_Aim of the exercise:_ The records below must be retyped exactly.

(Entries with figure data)

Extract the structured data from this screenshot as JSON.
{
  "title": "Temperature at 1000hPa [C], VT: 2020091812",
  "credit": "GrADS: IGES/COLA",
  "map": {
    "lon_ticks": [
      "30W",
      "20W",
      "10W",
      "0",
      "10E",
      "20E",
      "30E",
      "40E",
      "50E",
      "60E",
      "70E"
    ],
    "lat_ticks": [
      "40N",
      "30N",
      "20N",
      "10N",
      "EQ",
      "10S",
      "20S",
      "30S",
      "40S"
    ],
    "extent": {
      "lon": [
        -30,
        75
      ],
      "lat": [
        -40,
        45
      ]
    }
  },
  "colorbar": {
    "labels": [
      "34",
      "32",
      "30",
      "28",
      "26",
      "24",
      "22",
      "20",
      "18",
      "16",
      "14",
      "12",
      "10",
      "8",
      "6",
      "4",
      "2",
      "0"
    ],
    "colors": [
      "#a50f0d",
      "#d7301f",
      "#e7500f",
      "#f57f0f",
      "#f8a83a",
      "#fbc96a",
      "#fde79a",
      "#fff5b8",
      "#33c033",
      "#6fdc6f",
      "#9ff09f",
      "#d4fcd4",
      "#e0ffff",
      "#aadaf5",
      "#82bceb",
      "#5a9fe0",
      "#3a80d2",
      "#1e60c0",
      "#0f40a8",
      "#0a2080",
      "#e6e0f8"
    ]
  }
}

_Final result:_
Extract the structured data from this screenshot as JSON.
{
  "title": "Temperature at 1000hPa [C], VT: 2020091812",
  "credit": "GrADS: IGES/COLA",
  "map": {
    "lon_ticks": [
      "30W",
      "20W",
      "10W",
      "0",
      "10E",
      "20E",
      "30E",
      "40E",
      "50E",
      "60E",
      "70E"
    ],
    "lat_ticks": [
      "40N",
      "30N",
      "20N",
      "10N",
      "EQ",
      "10S",
      "20S",
      "30S",
      "40S"
    ],
    "extent": {
      "lon": [
        -30,
        75
      ],
      "lat": [
        -40,
        45
      ]
    }
  },
  "colorbar": {
    "labels": [
      "34",
      "32",
      "30",
      "28",
      "26",
      "24",
      "22",
      "20",
      "18",
      "16",
      "14",
      "12",
      "10",
      "8",
      "6",
      "4",
      "2",
      "0"
    ],
    "colors": [
      "#a50f0d",
      "#d7301f",
      "#e7500f",
      "#f57f0f",
      "#f8a83a",
      "#fbc96a",
      "#fde79a",
      "#fff5b8",
      "#33c033",
      "#6fdc6f",
      "#9ff09f",
      "#d4fcd4",
      "#e0ffff",
      "#aadaf5",
      "#82bceb",
      "#5a9fe0",
      "#3a80d2",
      "#1e60c0",
      "#0f40a8",
      "#0a2080",
      "#e6e0f8"
    ]
  }
}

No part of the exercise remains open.